== Records ==
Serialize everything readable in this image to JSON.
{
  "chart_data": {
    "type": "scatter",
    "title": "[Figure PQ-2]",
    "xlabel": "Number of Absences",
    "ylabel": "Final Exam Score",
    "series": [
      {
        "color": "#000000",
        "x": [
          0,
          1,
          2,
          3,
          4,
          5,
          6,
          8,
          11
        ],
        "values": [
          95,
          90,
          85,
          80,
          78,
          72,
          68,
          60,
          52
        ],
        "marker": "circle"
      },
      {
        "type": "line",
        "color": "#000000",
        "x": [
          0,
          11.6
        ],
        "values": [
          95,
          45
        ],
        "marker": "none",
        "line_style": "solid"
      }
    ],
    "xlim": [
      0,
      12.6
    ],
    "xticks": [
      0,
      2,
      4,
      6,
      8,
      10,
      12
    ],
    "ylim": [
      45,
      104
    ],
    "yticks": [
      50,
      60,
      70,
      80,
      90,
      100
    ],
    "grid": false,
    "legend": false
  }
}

== Request ==
Nothing should be changed: write out all of the data as is.

== Problem solution ==
Serialize everything readable in this image to JSON.
{
  "chart_data": {
    "type": "scatter",
    "title": "[Figure PQ-2]",
    "xlabel": "Number of Absences",
    "ylabel": "Final Exam Score",
    "series": [
      {
        "color": "#000000",
        "x": [
          0,
          1,
          2,
          3,
          4,
          5,
          6,
          8,
          11
        ],
        "values": [
          95,
          90,
          85,
          80,
          78,
          72,
          68,
          60,
          52
        ],
        "marker": "circle"
      },
      {
        "type": "line",
        "color": "#000000",
        "x": [
          0,
          11.6
        ],
        "values": [
          95,
          45
        ],
        "marker": "none",
        "line_style": "solid"
      }
    ],
    "xlim": [
      0,
      12.6
    ],
    "xticks": [
      0,
      2,
      4,
      6,
      8,
      10,
      12
    ],
    "ylim": [
      45,
      104
    ],
    "yticks": [
      50,
      60,
      70,
      80,
      90,
      100
    ],
    "grid": false,
    "legend": false
  }
}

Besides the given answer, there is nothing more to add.